[INFORMATION PROVIDED start]

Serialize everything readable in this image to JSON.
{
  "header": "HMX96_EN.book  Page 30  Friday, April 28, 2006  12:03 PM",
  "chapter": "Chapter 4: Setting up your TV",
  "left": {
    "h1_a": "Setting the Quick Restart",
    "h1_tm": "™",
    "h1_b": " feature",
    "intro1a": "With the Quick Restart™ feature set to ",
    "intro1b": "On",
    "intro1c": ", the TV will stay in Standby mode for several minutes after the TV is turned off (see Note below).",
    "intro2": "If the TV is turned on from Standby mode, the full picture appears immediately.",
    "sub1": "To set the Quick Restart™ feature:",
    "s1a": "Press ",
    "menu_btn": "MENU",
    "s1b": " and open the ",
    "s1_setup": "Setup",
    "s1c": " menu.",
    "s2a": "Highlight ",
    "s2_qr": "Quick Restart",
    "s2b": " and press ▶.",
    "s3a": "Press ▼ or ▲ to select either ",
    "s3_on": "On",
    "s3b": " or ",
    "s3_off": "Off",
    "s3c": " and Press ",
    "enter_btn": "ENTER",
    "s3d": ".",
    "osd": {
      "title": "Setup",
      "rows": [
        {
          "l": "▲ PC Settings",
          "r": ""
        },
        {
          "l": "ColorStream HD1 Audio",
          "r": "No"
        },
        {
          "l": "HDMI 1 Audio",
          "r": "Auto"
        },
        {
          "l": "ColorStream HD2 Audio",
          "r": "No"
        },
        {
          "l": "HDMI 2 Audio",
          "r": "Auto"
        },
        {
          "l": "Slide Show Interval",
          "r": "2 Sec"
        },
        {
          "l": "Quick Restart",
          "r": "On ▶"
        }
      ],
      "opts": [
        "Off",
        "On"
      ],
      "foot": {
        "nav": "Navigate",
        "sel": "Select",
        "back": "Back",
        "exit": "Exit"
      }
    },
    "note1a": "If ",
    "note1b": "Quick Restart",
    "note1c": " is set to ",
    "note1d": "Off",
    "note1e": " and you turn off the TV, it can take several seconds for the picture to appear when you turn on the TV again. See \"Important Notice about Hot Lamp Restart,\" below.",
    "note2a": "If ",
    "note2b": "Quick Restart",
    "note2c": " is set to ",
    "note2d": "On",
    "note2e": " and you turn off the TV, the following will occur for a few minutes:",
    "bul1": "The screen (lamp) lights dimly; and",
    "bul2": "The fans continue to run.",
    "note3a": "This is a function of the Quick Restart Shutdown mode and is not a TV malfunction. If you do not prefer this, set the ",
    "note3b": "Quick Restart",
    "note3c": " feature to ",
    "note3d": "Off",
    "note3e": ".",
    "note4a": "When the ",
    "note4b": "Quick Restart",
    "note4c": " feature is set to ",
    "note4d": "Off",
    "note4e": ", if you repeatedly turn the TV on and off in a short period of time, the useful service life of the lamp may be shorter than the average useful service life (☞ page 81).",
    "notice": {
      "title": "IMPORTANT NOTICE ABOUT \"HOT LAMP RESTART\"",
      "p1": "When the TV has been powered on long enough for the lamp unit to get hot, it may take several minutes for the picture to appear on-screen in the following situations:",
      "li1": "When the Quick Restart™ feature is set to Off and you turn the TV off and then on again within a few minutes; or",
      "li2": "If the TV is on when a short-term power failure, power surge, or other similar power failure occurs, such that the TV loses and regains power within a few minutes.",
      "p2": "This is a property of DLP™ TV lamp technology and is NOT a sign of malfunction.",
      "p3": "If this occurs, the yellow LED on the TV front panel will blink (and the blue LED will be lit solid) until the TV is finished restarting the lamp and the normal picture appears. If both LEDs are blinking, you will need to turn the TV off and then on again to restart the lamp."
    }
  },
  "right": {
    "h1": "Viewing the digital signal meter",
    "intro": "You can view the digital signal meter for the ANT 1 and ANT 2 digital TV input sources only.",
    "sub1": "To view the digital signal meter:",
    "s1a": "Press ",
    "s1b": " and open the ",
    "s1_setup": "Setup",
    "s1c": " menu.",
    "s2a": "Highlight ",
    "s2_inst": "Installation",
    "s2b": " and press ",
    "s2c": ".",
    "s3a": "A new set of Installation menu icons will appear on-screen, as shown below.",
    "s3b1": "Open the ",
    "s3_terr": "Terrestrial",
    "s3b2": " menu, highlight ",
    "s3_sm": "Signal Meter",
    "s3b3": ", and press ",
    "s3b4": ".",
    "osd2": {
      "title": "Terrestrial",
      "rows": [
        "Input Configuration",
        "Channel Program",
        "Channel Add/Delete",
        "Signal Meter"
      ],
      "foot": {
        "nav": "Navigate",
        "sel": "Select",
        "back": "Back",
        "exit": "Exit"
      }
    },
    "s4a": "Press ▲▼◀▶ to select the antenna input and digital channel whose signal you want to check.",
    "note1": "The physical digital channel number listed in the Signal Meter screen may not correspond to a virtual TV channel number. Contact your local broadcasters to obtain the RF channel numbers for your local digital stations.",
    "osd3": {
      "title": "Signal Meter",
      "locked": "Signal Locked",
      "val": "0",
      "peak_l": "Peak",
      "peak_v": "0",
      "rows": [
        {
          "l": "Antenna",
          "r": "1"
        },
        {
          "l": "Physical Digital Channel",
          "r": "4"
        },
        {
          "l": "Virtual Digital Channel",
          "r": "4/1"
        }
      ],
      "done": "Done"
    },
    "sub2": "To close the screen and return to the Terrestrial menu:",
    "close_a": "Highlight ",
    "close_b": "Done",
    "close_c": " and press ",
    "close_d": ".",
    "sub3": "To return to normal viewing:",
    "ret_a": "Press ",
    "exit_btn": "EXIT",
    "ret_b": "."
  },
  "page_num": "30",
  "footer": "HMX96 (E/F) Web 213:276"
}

[INFORMATION PROVIDED end]

**WORK REQUIRED**
Exact output of every entry is required.

**FINAL ANSWER**
Serialize everything readable in this image to JSON.
{
  "header": "HMX96_EN.book  Page 30  Friday, April 28, 2006  12:03 PM",
  "chapter": "Chapter 4: Setting up your TV",
  "left": {
    "h1_a": "Setting the Quick Restart",
    "h1_tm": "™",
    "h1_b": " feature",
    "intro1a": "With the Quick Restart™ feature set to ",
    "intro1b": "On",
    "intro1c": ", the TV will stay in Standby mode for several minutes after the TV is turned off (see Note below).",
    "intro2": "If the TV is turned on from Standby mode, the full picture appears immediately.",
    "sub1": "To set the Quick Restart™ feature:",
    "s1a": "Press ",
    "menu_btn": "MENU",
    "s1b": " and open the ",
    "s1_setup": "Setup",
    "s1c": " menu.",
    "s2a": "Highlight ",
    "s2_qr": "Quick Restart",
    "s2b": " and press ▶.",
    "s3a": "Press ▼ or ▲ to select either ",
    "s3_on": "On",
    "s3b": " or ",
    "s3_off": "Off",
    "s3c": " and Press ",
    "enter_btn": "ENTER",
    "s3d": ".",
    "osd": {
      "title": "Setup",
      "rows": [
        {
          "l": "▲ PC Settings",
          "r": ""
        },
        {
          "l": "ColorStream HD1 Audio",
          "r": "No"
        },
        {
          "l": "HDMI 1 Audio",
          "r": "Auto"
        },
        {
          "l": "ColorStream HD2 Audio",
          "r": "No"
        },
        {
          "l": "HDMI 2 Audio",
          "r": "Auto"
        },
        {
          "l": "Slide Show Interval",
          "r": "2 Sec"
        },
        {
          "l": "Quick Restart",
          "r": "On ▶"
        }
      ],
      "opts": [
        "Off",
        "On"
      ],
      "foot": {
        "nav": "Navigate",
        "sel": "Select",
        "back": "Back",
        "exit": "Exit"
      }
    },
    "note1a": "If ",
    "note1b": "Quick Restart",
    "note1c": " is set to ",
    "note1d": "Off",
    "note1e": " and you turn off the TV, it can take several seconds for the picture to appear when you turn on the TV again. See \"Important Notice about Hot Lamp Restart,\" below.",
    "note2a": "If ",
    "note2b": "Quick Restart",
    "note2c": " is set to ",
    "note2d": "On",
    "note2e": " and you turn off the TV, the following will occur for a few minutes:",
    "bul1": "The screen (lamp) lights dimly; and",
    "bul2": "The fans continue to run.",
    "note3a": "This is a function of the Quick Restart Shutdown mode and is not a TV malfunction. If you do not prefer this, set the ",
    "note3b": "Quick Restart",
    "note3c": " feature to ",
    "note3d": "Off",
    "note3e": ".",
    "note4a": "When the ",
    "note4b": "Quick Restart",
    "note4c": " feature is set to ",
    "note4d": "Off",
    "note4e": ", if you repeatedly turn the TV on and off in a short period of time, the useful service life of the lamp may be shorter than the average useful service life (☞ page 81).",
    "notice": {
      "title": "IMPORTANT NOTICE ABOUT \"HOT LAMP RESTART\"",
      "p1": "When the TV has been powered on long enough for the lamp unit to get hot, it may take several minutes for the picture to appear on-screen in the following situations:",
      "li1": "When the Quick Restart™ feature is set to Off and you turn the TV off and then on again within a few minutes; or",
      "li2": "If the TV is on when a short-term power failure, power surge, or other similar power failure occurs, such that the TV loses and regains power within a few minutes.",
      "p2": "This is a property of DLP™ TV lamp technology and is NOT a sign of malfunction.",
      "p3": "If this occurs, the yellow LED on the TV front panel will blink (and the blue LED will be lit solid) until the TV is finished restarting the lamp and the normal picture appears. If both LEDs are blinking, you will need to turn the TV off and then on again to restart the lamp."
    }
  },
  "right": {
    "h1": "Viewing the digital signal meter",
    "intro": "You can view the digital signal meter for the ANT 1 and ANT 2 digital TV input sources only.",
    "sub1": "To view the digital signal meter:",
    "s1a": "Press ",
    "s1b": " and open the ",
    "s1_setup": "Setup",
    "s1c": " menu.",
    "s2a": "Highlight ",
    "s2_inst": "Installation",
    "s2b": " and press ",
    "s2c": ".",
    "s3a": "A new set of Installation menu icons will appear on-screen, as shown below.",
    "s3b1": "Open the ",
    "s3_terr": "Terrestrial",
    "s3b2": " menu, highlight ",
    "s3_sm": "Signal Meter",
    "s3b3": ", and press ",
    "s3b4": ".",
    "osd2": {
      "title": "Terrestrial",
      "rows": [
        "Input Configuration",
        "Channel Program",
        "Channel Add/Delete",
        "Signal Meter"
      ],
      "foot": {
        "nav": "Navigate",
        "sel": "Select",
        "back": "Back",
        "exit": "Exit"
      }
    },
    "s4a": "Press ▲▼◀▶ to select the antenna input and digital channel whose signal you want to check.",
    "note1": "The physical digital channel number listed in the Signal Meter screen may not correspond to a virtual TV channel number. Contact your local broadcasters to obtain the RF channel numbers for your local digital stations.",
    "osd3": {
      "title": "Signal Meter",
      "locked": "Signal Locked",
      "val": "0",
      "peak_l": "Peak",
      "peak_v": "0",
      "rows": [
        {
          "l": "Antenna",
          "r": "1"
        },
        {
          "l": "Physical Digital Channel",
          "r": "4"
        },
        {
          "l": "Virtual Digital Channel",
          "r": "4/1"
        }
      ],
      "done": "Done"
    },
    "sub2": "To close the screen and return to the Terrestrial menu:",
    "close_a": "Highlight ",
    "close_b": "Done",
    "close_c": " and press ",
    "close_d": ".",
    "sub3": "To return to normal viewing:",
    "ret_a": "Press ",
    "exit_btn": "EXIT",
    "ret_b": "."
  },
  "page_num": "30",
  "footer": "HMX96 (E/F) Web 213:276"
}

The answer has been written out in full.